WORK TO BE COMPLETED:
Make an exact copy of all the records.

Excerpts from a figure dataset
————————
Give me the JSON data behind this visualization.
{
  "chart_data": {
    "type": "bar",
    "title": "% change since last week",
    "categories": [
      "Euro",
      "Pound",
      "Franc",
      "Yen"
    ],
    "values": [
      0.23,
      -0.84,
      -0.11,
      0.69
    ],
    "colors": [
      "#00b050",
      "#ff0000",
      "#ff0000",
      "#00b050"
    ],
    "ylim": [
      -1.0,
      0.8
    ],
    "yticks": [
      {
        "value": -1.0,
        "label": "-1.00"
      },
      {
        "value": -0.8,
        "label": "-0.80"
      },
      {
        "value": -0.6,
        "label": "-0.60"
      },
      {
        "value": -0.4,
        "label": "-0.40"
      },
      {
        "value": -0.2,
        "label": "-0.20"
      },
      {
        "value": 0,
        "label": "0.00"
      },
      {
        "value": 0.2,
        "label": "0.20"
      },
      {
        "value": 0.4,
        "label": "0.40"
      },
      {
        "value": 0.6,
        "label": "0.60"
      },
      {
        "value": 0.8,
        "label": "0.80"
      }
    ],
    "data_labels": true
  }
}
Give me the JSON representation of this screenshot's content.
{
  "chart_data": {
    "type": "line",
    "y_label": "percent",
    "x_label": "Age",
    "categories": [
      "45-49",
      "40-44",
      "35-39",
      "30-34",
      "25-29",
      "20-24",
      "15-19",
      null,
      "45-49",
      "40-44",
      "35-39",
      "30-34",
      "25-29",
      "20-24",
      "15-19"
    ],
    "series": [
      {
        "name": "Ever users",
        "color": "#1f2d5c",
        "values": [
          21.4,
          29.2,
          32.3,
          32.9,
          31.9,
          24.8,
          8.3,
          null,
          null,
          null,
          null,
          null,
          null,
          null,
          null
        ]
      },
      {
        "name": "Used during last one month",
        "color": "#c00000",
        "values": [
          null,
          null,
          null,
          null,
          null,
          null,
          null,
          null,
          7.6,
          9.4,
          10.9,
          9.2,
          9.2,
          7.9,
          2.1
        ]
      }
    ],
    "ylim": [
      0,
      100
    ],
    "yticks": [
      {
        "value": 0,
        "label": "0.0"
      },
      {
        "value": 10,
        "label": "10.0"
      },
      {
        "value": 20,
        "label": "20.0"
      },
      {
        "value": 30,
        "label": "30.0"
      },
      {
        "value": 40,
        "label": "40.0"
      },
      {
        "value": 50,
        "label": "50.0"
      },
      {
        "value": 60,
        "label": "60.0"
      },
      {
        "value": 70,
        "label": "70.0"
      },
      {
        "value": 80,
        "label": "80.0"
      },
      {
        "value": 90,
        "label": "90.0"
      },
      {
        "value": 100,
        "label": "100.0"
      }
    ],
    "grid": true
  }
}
————————
RESPONSE BELOW:
Give me the JSON data behind this visualization.
{
  "chart_data": {
    "type": "bar",
    "title": "% change since last week",
    "categories": [
      "Euro",
      "Pound",
      "Franc",
      "Yen"
    ],
    "values": [
      0.23,
      -0.84,
      -0.11,
      0.69
    ],
    "colors": [
      "#00b050",
      "#ff0000",
      "#ff0000",
      "#00b050"
    ],
    "ylim": [
      -1.0,
      0.8
    ],
    "yticks": [
      {
        "value": -1.0,
        "label": "-1.00"
      },
      {
        "value": -0.8,
        "label": "-0.80"
      },
      {
        "value": -0.6,
        "label": "-0.60"
      },
      {
        "value": -0.4,
        "label": "-0.40"
      },
      {
        "value": -0.2,
        "label": "-0.20"
      },
      {
        "value": 0,
        "label": "0.00"
      },
      {
        "value": 0.2,
        "label": "0.20"
      },
      {
        "value": 0.4,
        "label": "0.40"
      },
      {
        "value": 0.6,
        "label": "0.60"
      },
      {
        "value": 0.8,
        "label": "0.80"
      }
    ],
    "data_labels": true
  }
}
Give me the JSON representation of this screenshot's content.
{
  "chart_data": {
    "type": "line",
    "y_label": "percent",
    "x_label": "Age",
    "categories": [
      "45-49",
      "40-44",
      "35-39",
      "30-34",
      "25-29",
      "20-24",
      "15-19",
      null,
      "45-49",
      "40-44",
      "35-39",
      "30-34",
      "25-29",
      "20-24",
      "15-19"
    ],
    "series": [
      {
        "name": "Ever users",
        "color": "#1f2d5c",
        "values": [
          21.4,
          29.2,
          32.3,
          32.9,
          31.9,
          24.8,
          8.3,
          null,
          null,
          null,
          null,
          null,
          null,
          null,
          null
        ]
      },
      {
        "name": "Used during last one month",
        "color": "#c00000",
        "values": [
          null,
          null,
          null,
          null,
          null,
          null,
          null,
          null,
          7.6,
          9.4,
          10.9,
          9.2,
          9.2,
          7.9,
          2.1
        ]
      }
    ],
    "ylim": [
      0,
      100
    ],
    "yticks": [
      {
        "value": 0,
        "label": "0.0"
      },
      {
        "value": 10,
        "label": "10.0"
      },
      {
        "value": 20,
        "label": "20.0"
      },
      {
        "value": 30,
        "label": "30.0"
      },
      {
        "value": 40,
        "label": "40.0"
      },
      {
        "value": 50,
        "label": "50.0"
      },
      {
        "value": 60,
        "label": "60.0"
      },
      {
        "value": 70,
        "label": "70.0"
      },
      {
        "value": 80,
        "label": "80.0"
      },
      {
        "value": 90,
        "label": "90.0"
      },
      {
        "value": 100,
        "label": "100.0"
      }
    ],
    "grid": true
  }
}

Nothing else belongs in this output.